--- PROBLEM DESCRIPTION ---
Can you copy the listing below word for word, from its very first line up to and including the line with "word-c: C — [978, 531, 988, 547]"?

Layout dataset listings:
#####
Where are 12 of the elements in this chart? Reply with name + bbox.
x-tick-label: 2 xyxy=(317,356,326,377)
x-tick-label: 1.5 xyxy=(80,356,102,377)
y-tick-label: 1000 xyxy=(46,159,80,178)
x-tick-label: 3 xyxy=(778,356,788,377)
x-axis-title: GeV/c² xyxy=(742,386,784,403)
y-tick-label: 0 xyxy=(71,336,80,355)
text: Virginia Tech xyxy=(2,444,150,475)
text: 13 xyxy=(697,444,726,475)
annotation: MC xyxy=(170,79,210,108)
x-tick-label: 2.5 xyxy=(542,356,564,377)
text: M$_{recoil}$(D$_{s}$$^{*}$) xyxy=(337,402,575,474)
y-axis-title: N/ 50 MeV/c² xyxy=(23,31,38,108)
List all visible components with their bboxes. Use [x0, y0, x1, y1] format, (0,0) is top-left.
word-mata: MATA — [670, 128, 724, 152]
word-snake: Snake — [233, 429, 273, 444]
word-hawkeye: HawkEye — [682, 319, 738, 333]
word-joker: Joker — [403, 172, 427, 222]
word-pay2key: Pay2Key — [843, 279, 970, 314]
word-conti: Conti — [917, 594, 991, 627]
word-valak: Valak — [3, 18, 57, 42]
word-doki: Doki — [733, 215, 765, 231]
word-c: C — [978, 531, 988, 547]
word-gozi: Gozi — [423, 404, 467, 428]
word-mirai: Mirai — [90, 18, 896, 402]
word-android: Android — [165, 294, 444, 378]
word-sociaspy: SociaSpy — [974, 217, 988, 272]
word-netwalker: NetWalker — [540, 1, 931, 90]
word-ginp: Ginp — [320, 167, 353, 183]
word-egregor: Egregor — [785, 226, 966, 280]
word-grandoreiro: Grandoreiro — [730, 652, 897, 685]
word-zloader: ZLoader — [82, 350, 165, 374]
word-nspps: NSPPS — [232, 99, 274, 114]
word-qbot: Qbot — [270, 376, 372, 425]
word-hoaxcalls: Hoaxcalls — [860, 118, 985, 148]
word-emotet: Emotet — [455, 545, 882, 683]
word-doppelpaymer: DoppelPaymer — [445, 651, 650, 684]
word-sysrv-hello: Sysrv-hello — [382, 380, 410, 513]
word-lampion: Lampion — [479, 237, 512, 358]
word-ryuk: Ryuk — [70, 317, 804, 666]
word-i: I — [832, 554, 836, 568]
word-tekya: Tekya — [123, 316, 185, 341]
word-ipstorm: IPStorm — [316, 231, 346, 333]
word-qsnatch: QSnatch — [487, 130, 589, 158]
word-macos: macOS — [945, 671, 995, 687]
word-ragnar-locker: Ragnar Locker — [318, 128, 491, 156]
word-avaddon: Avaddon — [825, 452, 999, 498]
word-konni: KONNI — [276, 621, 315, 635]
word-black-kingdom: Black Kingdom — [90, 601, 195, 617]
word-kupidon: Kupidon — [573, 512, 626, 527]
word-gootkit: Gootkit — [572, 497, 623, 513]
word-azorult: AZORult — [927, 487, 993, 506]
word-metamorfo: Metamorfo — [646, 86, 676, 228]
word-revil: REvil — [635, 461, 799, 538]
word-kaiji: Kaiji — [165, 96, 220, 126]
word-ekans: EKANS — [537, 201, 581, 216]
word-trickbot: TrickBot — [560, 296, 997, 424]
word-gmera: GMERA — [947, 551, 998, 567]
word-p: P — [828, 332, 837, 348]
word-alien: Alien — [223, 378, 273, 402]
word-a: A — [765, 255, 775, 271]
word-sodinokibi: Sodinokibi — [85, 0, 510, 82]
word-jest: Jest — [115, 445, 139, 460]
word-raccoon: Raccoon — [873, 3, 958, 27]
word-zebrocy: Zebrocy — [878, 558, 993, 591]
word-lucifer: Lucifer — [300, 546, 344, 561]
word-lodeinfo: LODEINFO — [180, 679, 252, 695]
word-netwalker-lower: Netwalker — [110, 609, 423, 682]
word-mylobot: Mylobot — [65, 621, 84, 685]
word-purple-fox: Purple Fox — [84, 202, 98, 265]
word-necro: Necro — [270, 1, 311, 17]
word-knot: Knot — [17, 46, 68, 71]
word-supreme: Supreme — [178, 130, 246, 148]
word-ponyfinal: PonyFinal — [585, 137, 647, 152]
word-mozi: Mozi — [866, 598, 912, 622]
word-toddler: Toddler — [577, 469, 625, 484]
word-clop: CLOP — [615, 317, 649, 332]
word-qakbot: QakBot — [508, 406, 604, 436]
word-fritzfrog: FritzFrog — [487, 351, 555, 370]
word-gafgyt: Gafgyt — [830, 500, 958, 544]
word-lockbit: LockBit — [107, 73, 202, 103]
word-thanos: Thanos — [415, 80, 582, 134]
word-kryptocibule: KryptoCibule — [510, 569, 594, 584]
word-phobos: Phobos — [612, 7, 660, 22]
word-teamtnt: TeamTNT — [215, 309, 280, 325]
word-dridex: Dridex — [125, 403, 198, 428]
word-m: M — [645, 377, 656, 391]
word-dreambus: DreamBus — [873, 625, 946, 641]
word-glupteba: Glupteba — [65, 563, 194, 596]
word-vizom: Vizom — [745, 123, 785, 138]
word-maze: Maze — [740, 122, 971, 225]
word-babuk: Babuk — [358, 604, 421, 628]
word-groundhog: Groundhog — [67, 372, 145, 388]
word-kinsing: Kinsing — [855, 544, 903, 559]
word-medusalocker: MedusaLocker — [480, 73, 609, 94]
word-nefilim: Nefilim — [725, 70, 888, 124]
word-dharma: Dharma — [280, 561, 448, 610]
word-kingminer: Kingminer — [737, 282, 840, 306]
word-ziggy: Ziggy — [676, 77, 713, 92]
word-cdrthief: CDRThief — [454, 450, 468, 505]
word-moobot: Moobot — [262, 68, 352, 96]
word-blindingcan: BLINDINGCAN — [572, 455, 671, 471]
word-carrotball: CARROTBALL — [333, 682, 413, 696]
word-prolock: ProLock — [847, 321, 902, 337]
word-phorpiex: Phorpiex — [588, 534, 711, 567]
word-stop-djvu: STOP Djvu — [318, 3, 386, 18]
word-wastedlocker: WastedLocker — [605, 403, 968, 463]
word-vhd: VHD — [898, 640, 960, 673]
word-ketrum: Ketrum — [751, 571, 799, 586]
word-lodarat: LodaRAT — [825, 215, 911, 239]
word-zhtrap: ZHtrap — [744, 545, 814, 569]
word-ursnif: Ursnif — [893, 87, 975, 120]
#####
--- RESULT BELOW ---
Where are 12 of the elements in this chart? Reply with name + bbox.
x-tick-label: 2 xyxy=(317,356,326,377)
x-tick-label: 1.5 xyxy=(80,356,102,377)
y-tick-label: 1000 xyxy=(46,159,80,178)
x-tick-label: 3 xyxy=(778,356,788,377)
x-axis-title: GeV/c² xyxy=(742,386,784,403)
y-tick-label: 0 xyxy=(71,336,80,355)
text: Virginia Tech xyxy=(2,444,150,475)
text: 13 xyxy=(697,444,726,475)
annotation: MC xyxy=(170,79,210,108)
x-tick-label: 2.5 xyxy=(542,356,564,377)
text: M$_{recoil}$(D$_{s}$$^{*}$) xyxy=(337,402,575,474)
y-axis-title: N/ 50 MeV/c² xyxy=(23,31,38,108)
List all visible components with their bboxes. Use [x0, y0, x1, y1] format, (0,0) is top-left.
word-mata: MATA — [670, 128, 724, 152]
word-snake: Snake — [233, 429, 273, 444]
word-hawkeye: HawkEye — [682, 319, 738, 333]
word-joker: Joker — [403, 172, 427, 222]
word-pay2key: Pay2Key — [843, 279, 970, 314]
word-conti: Conti — [917, 594, 991, 627]
word-valak: Valak — [3, 18, 57, 42]
word-doki: Doki — [733, 215, 765, 231]
word-c: C — [978, 531, 988, 547]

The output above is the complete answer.